■ REQUIREMENT:
Render every line of the items below as a JSON list of strings, one string per line, leaving out blank lines and pictures.
--- Begin PROVIDED MATERIAL ---
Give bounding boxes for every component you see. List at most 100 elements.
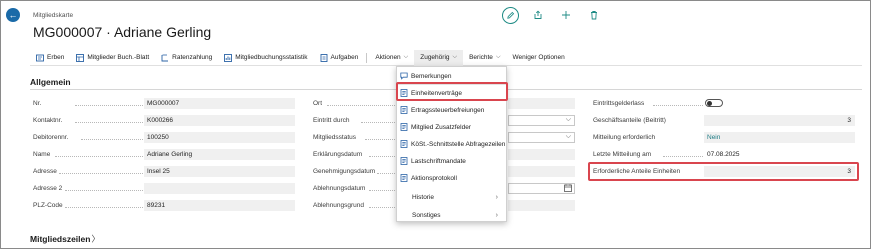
chevron-down-icon: ⌵ [452,54,458,60]
section-title-mitgliedszeilen[interactable]: Mitgliedszeilen〉 [30,233,100,245]
toolbar-label: Aktionen [375,54,401,61]
toggle-knob [707,101,712,106]
menu-item-lastschriftmandate[interactable]: Lastschriftmandate [397,154,506,168]
document-icon [400,106,408,114]
field-dots [65,207,143,208]
eintrittsgelderlass-toggle[interactable] [705,99,723,107]
field-label: Ablehnungsdatum [313,185,366,192]
section-title-allgemein[interactable]: Allgemein [30,77,71,87]
toolbar-erben[interactable]: Erben [30,50,70,66]
mitteilung-erforderlich-value[interactable]: Nein [704,132,855,143]
field-debitorennr: Debitorennr. 100250 [33,132,295,143]
menu-item-label: Ertragssteuerbefreiungen [411,106,485,114]
field-dots [81,139,143,140]
field-label: Mitteilung erforderlich [593,134,656,141]
field-dots [59,173,143,174]
field-name: Name Adriane Gerling [33,149,295,160]
field-label: Erforderliche Anteile Einheiten [593,168,681,175]
field-mitteilung-erforderlich: Mitteilung erforderlich Nein [593,132,855,143]
field-value[interactable]: MG000007 [144,98,295,109]
field-value[interactable] [508,200,575,211]
menu-item-historie[interactable]: Historie › [397,190,506,204]
menu-item-koest-schnittstelle[interactable]: KöSt.-Schnittstelle Abfragezeilen [397,137,506,151]
top-actions [502,6,613,24]
menu-item-label: Historie [412,193,435,201]
menu-item-ertragssteuerbefreiungen[interactable]: Ertragssteuerbefreiungen [397,103,506,117]
toolbar-weniger-optionen[interactable]: Weniger Optionen [507,50,571,66]
field-label: PLZ-Code [33,202,63,209]
field-label: Name [33,151,51,158]
toolbar-mitgliedbuchungsstatistik[interactable]: Mitgliedbuchungsstatistik [218,50,313,66]
menu-item-einheitenvertraege[interactable]: Einheitenverträge [397,86,506,100]
menu-item-label: Sonstiges [412,211,441,219]
field-value[interactable]: 3 [704,166,855,177]
field-value[interactable] [508,149,575,160]
field-label: Nr. [33,100,42,107]
document-icon [400,89,408,97]
toolbar-label: Berichte [469,54,493,61]
tasks-icon [320,53,328,62]
eintritt-durch-select[interactable] [508,114,575,126]
field-dots [369,190,397,191]
calendar-icon[interactable] [564,184,572,194]
field-label: Debitorennr. [33,134,69,141]
field-value[interactable] [144,183,295,194]
field-value: 07.08.2025 [707,151,740,158]
toolbar-label: Mitgliedbuchungsstatistik [235,54,308,61]
field-adresse: Adresse Insel 25 [33,166,295,177]
page-title: MG000007 · Adriane Gerling [33,24,212,40]
toolbar-aufgaben[interactable]: Aufgaben [314,50,365,66]
statistics-icon [224,53,233,62]
toolbar-label: Zugehörig [420,54,450,61]
menu-item-aktionsprotokoll[interactable]: Aktionsprotokoll [397,171,506,185]
toolbar-aktionen[interactable]: Aktionen ⌵ [369,50,414,66]
document-icon [400,140,408,148]
toolbar-zugehoerig[interactable]: Zugehörig ⌵ [414,49,464,66]
toolbar-berichte[interactable]: Berichte ⌵ [463,50,506,66]
document-icon [400,123,408,131]
menu-divider [397,84,506,85]
toolbar-label: Erben [47,54,65,61]
field-label: Kontaktnr. [33,117,63,124]
field-dots [75,122,143,123]
mitgliedsstatus-select[interactable] [508,131,575,143]
back-arrow-icon[interactable]: ← [6,8,20,22]
field-dots [55,156,143,157]
toolbar-ratenzahlung[interactable]: Ratenzahlung [155,50,218,66]
field-eintrittsgelderlass: Eintrittsgelderlass [593,98,855,109]
chevron-right-icon: 〉 [91,234,100,244]
menu-item-sonstiges[interactable]: Sonstiges › [397,208,506,222]
field-value[interactable]: 89231 [144,200,295,211]
share-icon[interactable] [529,6,547,24]
field-value[interactable]: 100250 [144,132,295,143]
section-title-label: Mitgliedszeilen [30,234,91,244]
menu-item-bemerkungen[interactable]: Bemerkungen [397,69,506,83]
field-label: Genehmigungsdatum [313,168,376,175]
field-letzte-mitteilung: Letzte Mitteilung am 07.08.2025 [593,149,855,160]
field-value[interactable]: Adriane Gerling [144,149,295,160]
field-label: Mitgliedsstatus [313,134,356,141]
toolbar-mitglieder-buch-blatt[interactable]: Mitglieder Buch.-Blatt [70,50,155,66]
menu-item-label: KöSt.-Schnittstelle Abfragezeilen [411,140,506,148]
menu-item-label: Mitglied Zusatzfelder [411,123,471,131]
zugehoerig-dropdown-menu: Bemerkungen Einheitenverträge Ertragsste… [396,66,507,222]
field-value[interactable]: K000266 [144,115,295,126]
edit-pencil-icon[interactable] [502,6,519,24]
field-value[interactable]: Insel 25 [144,166,295,177]
field-dots [365,139,397,140]
field-plz-code: PLZ-Code 89231 [33,200,295,211]
chevron-down-icon: ⌵ [495,54,501,60]
toolbar-label: Mitglieder Buch.-Blatt [87,54,150,61]
toolbar-label: Ratenzahlung [172,54,213,61]
add-icon[interactable] [557,6,575,24]
field-dots [369,156,397,157]
field-value[interactable] [508,98,575,109]
field-value[interactable] [508,166,575,177]
field-value[interactable]: 3 [704,115,855,126]
field-label: Ort [313,100,323,107]
field-nr: Nr. MG000007 [33,98,295,109]
field-dots [327,105,397,106]
menu-item-label: Einheitenverträge [411,89,462,97]
menu-item-mitglied-zusatzfelder[interactable]: Mitglied Zusatzfelder [397,120,506,134]
delete-trash-icon[interactable] [585,6,603,24]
--- End PROVIDED MATERIAL ---
■ TASK ANSWER:
[
  "Give bounding boxes for every component you see. List at most 100 elements.",
  "chevron-down-icon: ⌵ [452,54,458,60]",
  "section-title-mitgliedszeilen[interactable]: Mitgliedszeilen〉 [30,233,100,245]",
  "toolbar-label: Aktionen [375,54,401,61]",
  "toggle-knob [707,101,712,106]",
  "menu-item-lastschriftmandate[interactable]: Lastschriftmandate [397,154,506,168]",
  "document-icon [400,106,408,114]",
  "field-dots [65,207,143,208]",
  "eintrittsgelderlass-toggle[interactable] [705,99,723,107]",
  "field-label: Ablehnungsdatum [313,185,366,192]",
  "section-title-allgemein[interactable]: Allgemein [30,77,71,87]",
  "toolbar-erben[interactable]: Erben [30,50,70,66]",
  "mitteilung-erforderlich-value[interactable]: Nein [704,132,855,143]",
  "field-debitorennr: Debitorennr. 100250 [33,132,295,143]",
  "menu-item-label: Ertragssteuerbefreiungen [411,106,485,114]",
  "field-dots [81,139,143,140]",
  "field-label: Mitteilung erforderlich [593,134,656,141]",
  "field-dots [59,173,143,174]",
  "field-name: Name Adriane Gerling [33,149,295,160]",
  "field-label: Erforderliche Anteile Einheiten [593,168,681,175]",
  "field-mitteilung-erforderlich: Mitteilung erforderlich Nein [593,132,855,143]",
  "field-value[interactable]: MG000007 [144,98,295,109]",
  "field-value[interactable] [508,200,575,211]",
  "menu-item-historie[interactable]: Historie › [397,190,506,204]",
  "menu-item-koest-schnittstelle[interactable]: KöSt.-Schnittstelle Abfragezeilen [397,137,506,151]",
  "top-actions [502,6,613,24]",
  "menu-item-label: Historie [412,193,435,201]",
  "menu-item-ertragssteuerbefreiungen[interactable]: Ertragssteuerbefreiungen [397,103,506,117]",
  "toolbar-weniger-optionen[interactable]: Weniger Optionen [507,50,571,66]",
  "field-label: PLZ-Code [33,202,63,209]",
  "field-label: Name [33,151,51,158]",
  "toolbar-mitgliedbuchungsstatistik[interactable]: Mitgliedbuchungsstatistik [218,50,313,66]",
  "menu-item-einheitenvertraege[interactable]: Einheitenverträge [397,86,506,100]",
  "menu-item-label: Sonstiges [412,211,441,219]",
  "field-value[interactable]: 3 [704,166,855,177]",
  "field-value[interactable] [508,149,575,160]",
  "field-label: Nr. [33,100,42,107]",
  "document-icon [400,89,408,97]",
  "toolbar-label: Berichte [469,54,493,61]",
  "tasks-icon [320,53,328,62]",
  "eintritt-durch-select[interactable] [508,114,575,126]",
  "field-dots [369,190,397,191]",
  "calendar-icon[interactable] [564,184,572,194]",
  "field-label: Debitorennr. [33,134,69,141]",
  "field-value[interactable] [144,183,295,194]",
  "field-value: 07.08.2025 [707,151,740,158]",
  "toolbar-label: Mitgliedbuchungsstatistik [235,54,308,61]",
  "field-adresse: Adresse Insel 25 [33,166,295,177]",
  "page-title: MG000007 · Adriane Gerling [33,24,212,40]",
  "toolbar-aufgaben[interactable]: Aufgaben [314,50,365,66]",
  "statistics-icon [224,53,233,62]",
  "toolbar-label: Zugehörig [420,54,450,61]",
  "menu-item-aktionsprotokoll[interactable]: Aktionsprotokoll [397,171,506,185]",
  "toolbar-aktionen[interactable]: Aktionen ⌵ [369,50,414,66]",
  "document-icon [400,140,408,148]",
  "toolbar-zugehoerig[interactable]: Zugehörig ⌵ [414,49,464,66]",
  "toolbar-berichte[interactable]: Berichte ⌵ [463,50,506,66]",
  "document-icon [400,123,408,131]",
  "menu-divider [397,84,506,85]",
  "toolbar-label: Erben [47,54,65,61]",
  "field-label: Kontaktnr. [33,117,63,124]",
  "field-dots [75,122,143,123]",
  "mitgliedsstatus-select[interactable] [508,131,575,143]",
  "back-arrow-icon[interactable]: ← [6,8,20,22]",
  "field-dots [55,156,143,157]",
  "toolbar-ratenzahlung[interactable]: Ratenzahlung [155,50,218,66]",
  "field-eintrittsgelderlass: Eintrittsgelderlass [593,98,855,109]",
  "chevron-right-icon: 〉 [91,234,100,244]",
  "menu-item-sonstiges[interactable]: Sonstiges › [397,208,506,222]",
  "field-value[interactable]: 89231 [144,200,295,211]",
  "share-icon[interactable] [529,6,547,24]",
  "field-value[interactable]: 100250 [144,132,295,143]",
  "section-title-label: Mitgliedszeilen [30,234,91,244]",
  "menu-item-bemerkungen[interactable]: Bemerkungen [397,69,506,83]",
  "field-label: Genehmigungsdatum [313,168,376,175]",
  "field-letzte-mitteilung: Letzte Mitteilung am 07.08.2025 [593,149,855,160]",
  "field-value[interactable]: Adriane Gerling [144,149,295,160]",
  "field-label: Mitgliedsstatus [313,134,356,141]",
  "toolbar-mitglieder-buch-blatt[interactable]: Mitglieder Buch.-Blatt [70,50,155,66]",
  "menu-item-label: KöSt.-Schnittstelle Abfragezeilen [411,140,506,148]",
  "menu-item-label: Mitglied Zusatzfelder [411,123,471,131]",
  "zugehoerig-dropdown-menu: Bemerkungen Einheitenverträge Ertragsste… [396,66,507,222]",
  "field-value[interactable]: K000266 [144,115,295,126]",
  "edit-pencil-icon[interactable] [502,6,519,24]",
  "field-value[interactable]: Insel 25 [144,166,295,177]",
  "field-dots [365,139,397,140]",
  "field-plz-code: PLZ-Code 89231 [33,200,295,211]",
  "chevron-down-icon: ⌵ [495,54,501,60]",
  "toolbar-label: Mitglieder Buch.-Blatt [87,54,150,61]",
  "toolbar-label: Ratenzahlung [172,54,213,61]",
  "add-icon[interactable] [557,6,575,24]",
  "field-dots [369,156,397,157]",
  "field-value[interactable] [508,98,575,109]",
  "field-value[interactable] [508,166,575,177]",
  "field-value[interactable]: 3 [704,115,855,126]",
  "field-label: Ort [313,100,323,107]",
  "field-nr: Nr. MG000007 [33,98,295,109]",
  "field-dots [327,105,397,106]",
  "menu-item-label: Einheitenverträge [411,89,462,97]",
  "menu-item-mitglied-zusatzfelder[interactable]: Mitglied Zusatzfelder [397,120,506,134]",
  "delete-trash-icon[interactable] [585,6,603,24]"
]